[Instructions to follow]
Scan the data below and pick out the lines containing the word "animal".
# START OF Excerpted records
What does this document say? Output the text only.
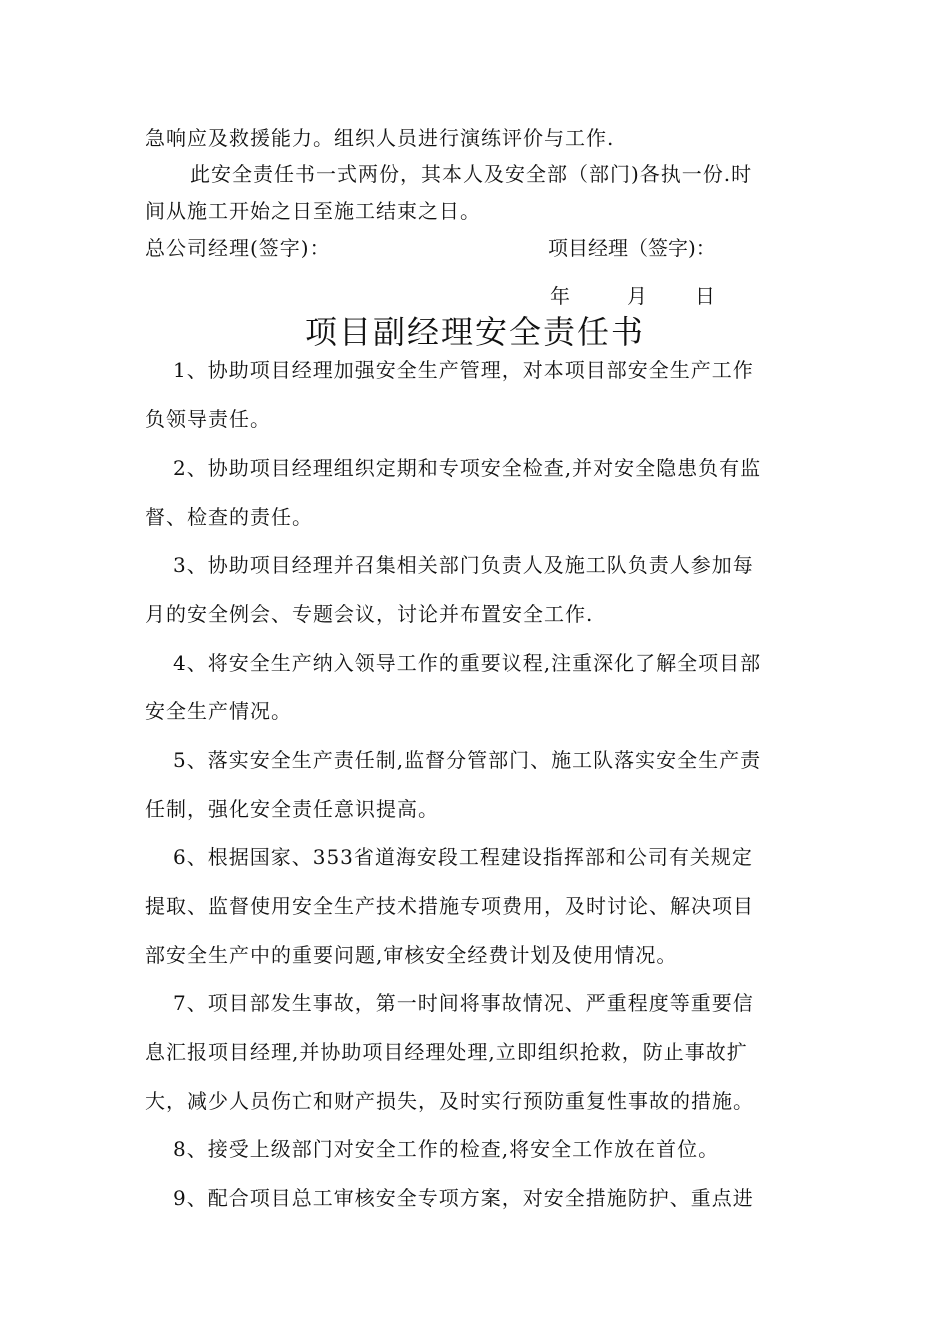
急响应及救援能力。组织人员进行演练评价与工作.
此安全责任书一式两份，其本人及安全部（部门)各执一份.时
间从施工开始之日至施工结束之日。
总公司经理(签字)：	项目经理（签字)：
年	月 日
项目副经理安全责任书
1、协助项目经理加强安全生产管理，对本项目部安全生产工作
负领导责任。
2、协助项目经理组织定期和专项安全检查,并对安全隐患负有监
督、检查的责任。
3、协助项目经理并召集相关部门负责人及施工队负责人参加每
月的安全例会、专题会议，讨论并布置安全工作.
4、将安全生产纳入领导工作的重要议程,注重深化了解全项目部
安全生产情况。
5、落实安全生产责任制,监督分管部门、施工队落实安全生产责
任制，强化安全责任意识提高。
6、根据国家、353省道海安段工程建设指挥部和公司有关规定
提取、监督使用安全生产技术措施专项费用，及时讨论、解决项目
部安全生产中的重要问题,审核安全经费计划及使用情况。
7、项目部发生事故，第一时间将事故情况、严重程度等重要信
息汇报项目经理,并协助项目经理处理,立即组织抢救，防止事故扩
大，减少人员伤亡和财产损失，及时实行预防重复性事故的措施。
8、接受上级部门对安全工作的检查,将安全工作放在首位。
9、配合项目总工审核安全专项方案，对安全措施防护、重点进
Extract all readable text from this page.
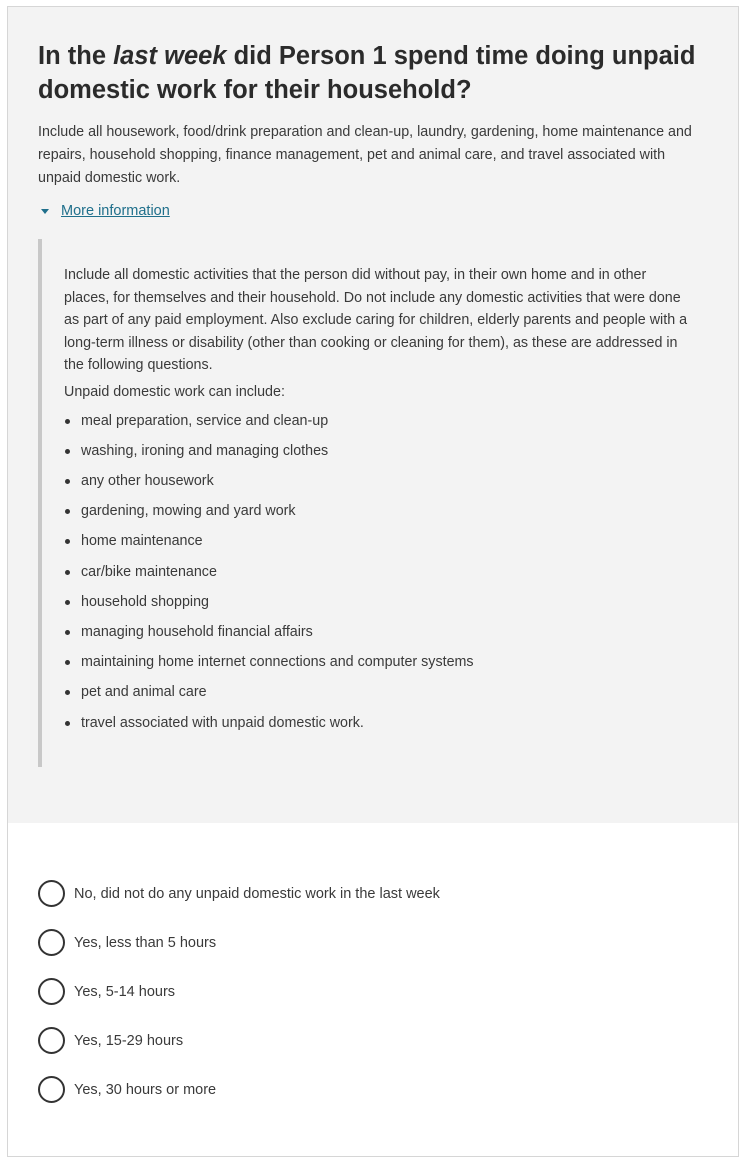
In the last week did Person 1 spend time doing unpaid domestic work for their household?

Include all housework, food/drink preparation and clean-up, laundry, gardening, home maintenance and repairs, household shopping, finance management, pet and animal care, and travel associated with unpaid domestic work.

More information

Include all domestic activities that the person did without pay, in their own home and in other places, for themselves and their household. Do not include any domestic activities that were done as part of any paid employment. Also exclude caring for children, elderly parents and people with a long-term illness or disability (other than cooking or cleaning for them), as these are addressed in the following questions.

Unpaid domestic work can include:

meal preparation, service and clean-up
washing, ironing and managing clothes
any other housework
gardening, mowing and yard work
home maintenance
car/bike maintenance
household shopping
managing household financial affairs
maintaining home internet connections and computer systems
pet and animal care
travel associated with unpaid domestic work.
No, did not do any unpaid domestic work in the last week
Yes, less than 5 hours
Yes, 5-14 hours
Yes, 15-29 hours
Yes, 30 hours or more
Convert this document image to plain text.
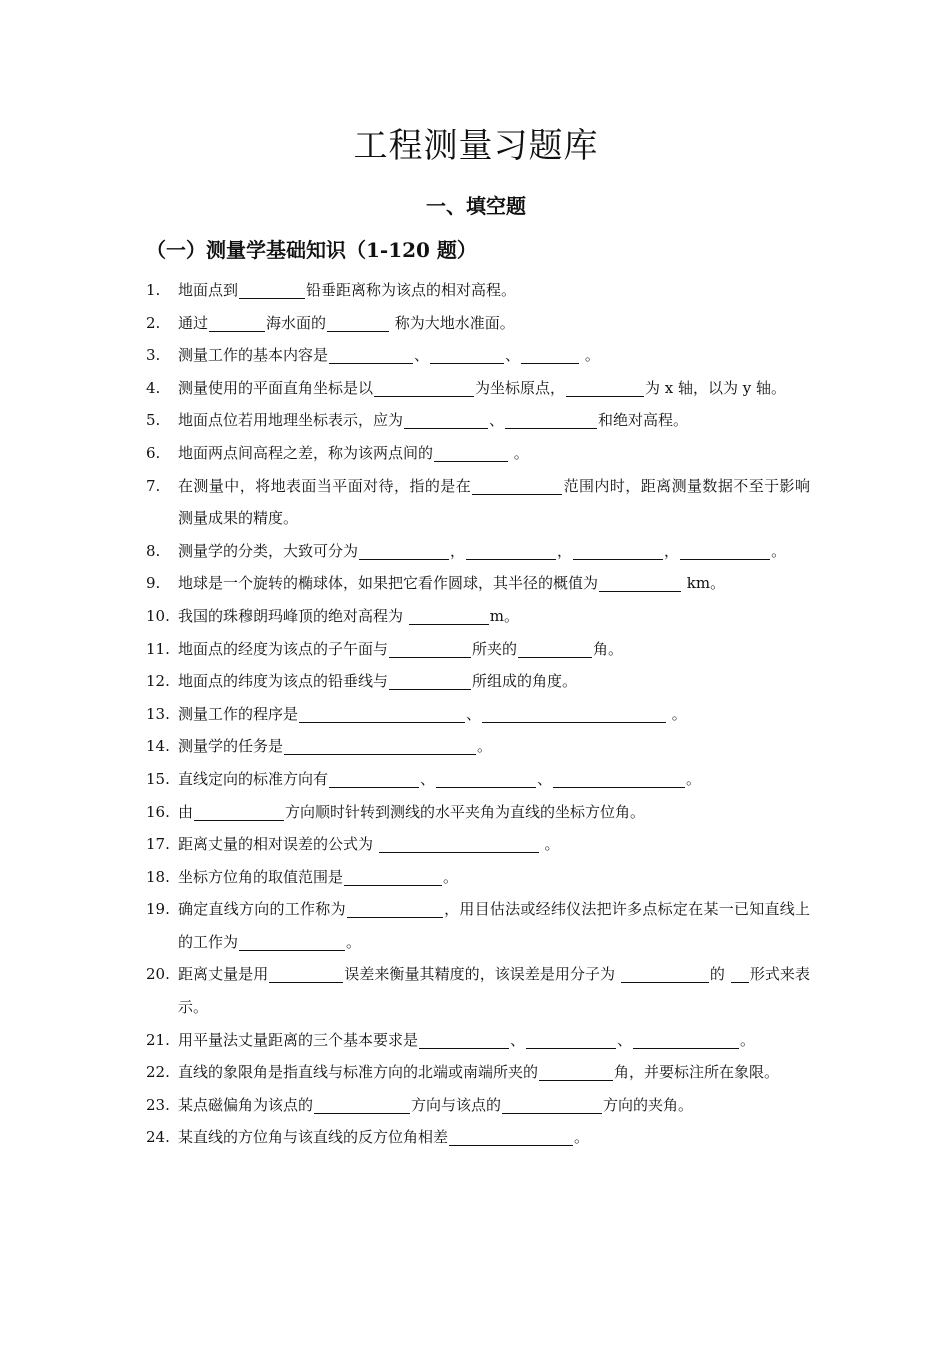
工程测量习题库
一、填空题
（一）测量学基础知识（1-120 题）
1. 地面点到	铅垂距离称为该点的相对高程。
2. 通过	海水面的	称为大地水准面。
3. 测量工作的基本内容是	、	、	。
4. 测量使用的平面直角坐标是以	为坐标原点，	为 x 轴，以为 y 轴。
5. 地面点位若用地理坐标表示，应为	、	和绝对高程。
6. 地面两点间高程之差，称为该两点间的	。
7. 在测量中，将地表面当平面对待，指的是在	范围内时，距离测量数据不至于影响测量成果的精度。
8. 测量学的分类，大致可分为	，	，	，	。
9. 地球是一个旋转的椭球体，如果把它看作圆球，其半径的概值为	km。
10. 我国的珠穆朗玛峰顶的绝对高程为	m。
11. 地面点的经度为该点的子午面与	所夹的	角。
12. 地面点的纬度为该点的铅垂线与	所组成的角度。
13. 测量工作的程序是	、	。
14. 测量学的任务是	。
15. 直线定向的标准方向有	、	、	。
16. 由	方向顺时针转到测线的水平夹角为直线的坐标方位角。
17. 距离丈量的相对误差的公式为	。
18. 坐标方位角的取值范围是	。
19. 确定直线方向的工作称为	，用目估法或经纬仪法把许多点标定在某一已知直线上的工作为	。
20. 距离丈量是用	误差来衡量其精度的，该误差是用分子为	的 形式来表示。
21. 用平量法丈量距离的三个基本要求是	、	、	。
22. 直线的象限角是指直线与标准方向的北端或南端所夹的	角，并要标注所在象限。
23. 某点磁偏角为该点的	方向与该点的	方向的夹角。
24. 某直线的方位角与该直线的反方位角相差	。
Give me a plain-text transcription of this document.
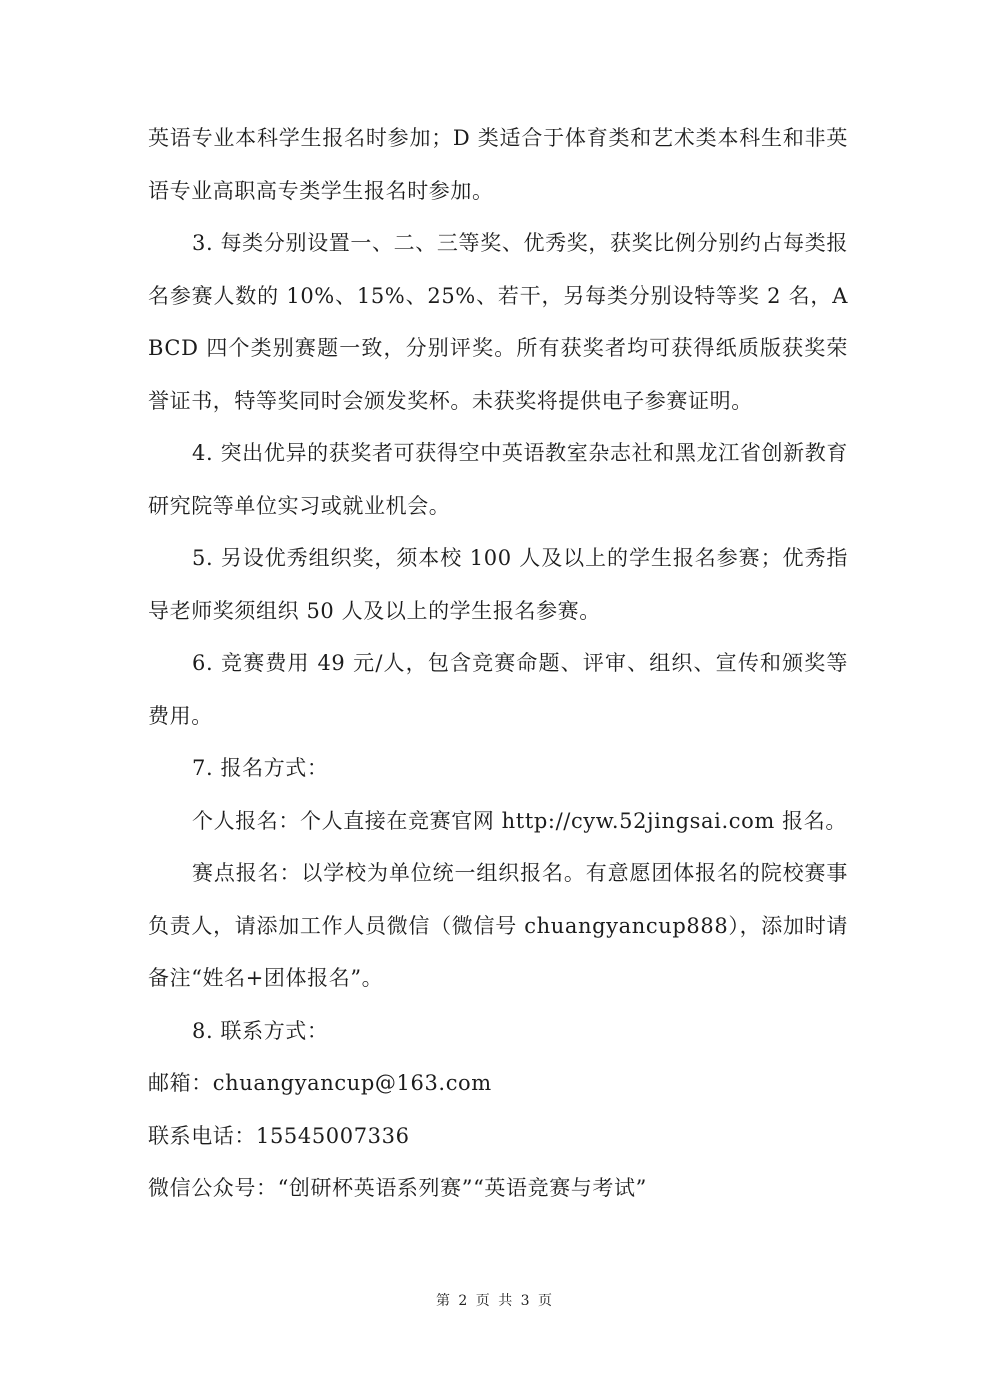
英语专业本科学生报名时参加；D 类适合于体育类和艺术类本科生和非英语专业高职高专类学生报名时参加。

3. 每类分别设置一、二、三等奖、优秀奖，获奖比例分别约占每类报名参赛人数的 10%、15%、25%、若干，另每类分别设特等奖 2 名，ABCD 四个类别赛题一致，分别评奖。所有获奖者均可获得纸质版获奖荣誉证书，特等奖同时会颁发奖杯。未获奖将提供电子参赛证明。

4. 突出优异的获奖者可获得空中英语教室杂志社和黑龙江省创新教育研究院等单位实习或就业机会。

5. 另设优秀组织奖，须本校 100 人及以上的学生报名参赛；优秀指导老师奖须组织 50 人及以上的学生报名参赛。

6. 竞赛费用 49 元/人，包含竞赛命题、评审、组织、宣传和颁奖等费用。

7. 报名方式：

个人报名：个人直接在竞赛官网 http://cyw.52jingsai.com 报名。

赛点报名：以学校为单位统一组织报名。有意愿团体报名的院校赛事负责人，请添加工作人员微信（微信号 chuangyancup888），添加时请备注“姓名+团体报名”。

8. 联系方式：

邮箱：chuangyancup@163.com

联系电话：15545007336

微信公众号：“创研杯英语系列赛”“英语竞赛与考试”

第 2 页 共 3 页
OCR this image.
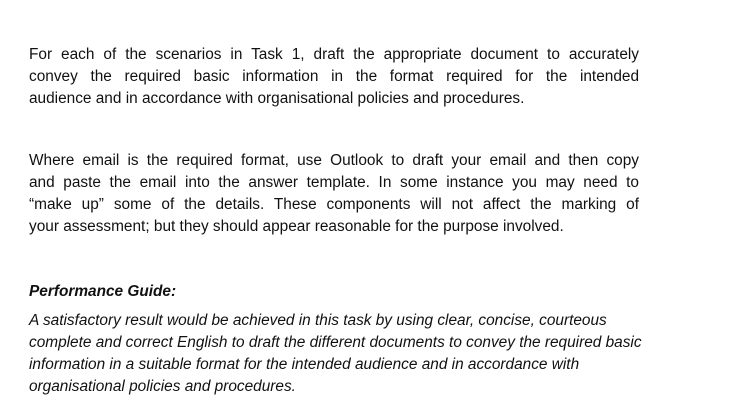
For each of the scenarios in Task 1, draft the appropriate document to accurately

convey the required basic information in the format required for the intended

audience and in accordance with organisational policies and procedures.

Where email is the required format, use Outlook to draft your email and then copy

and paste the email into the answer template. In some instance you may need to

“make up” some of the details. These components will not affect the marking of

your assessment; but they should appear reasonable for the purpose involved.

Performance Guide:

A satisfactory result would be achieved in this task by using clear, concise, courteous

complete and correct English to draft the different documents to convey the required basic

information in a suitable format for the intended audience and in accordance with

organisational policies and procedures.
# END OF Excerpted records
[Response]
Include all housework, food/drink preparation and clean-up, laundry, gardening, home maintenance and repairs, household shopping, finance management, pet and animal care, and travel associated with unpaid domestic work.
pet and animal care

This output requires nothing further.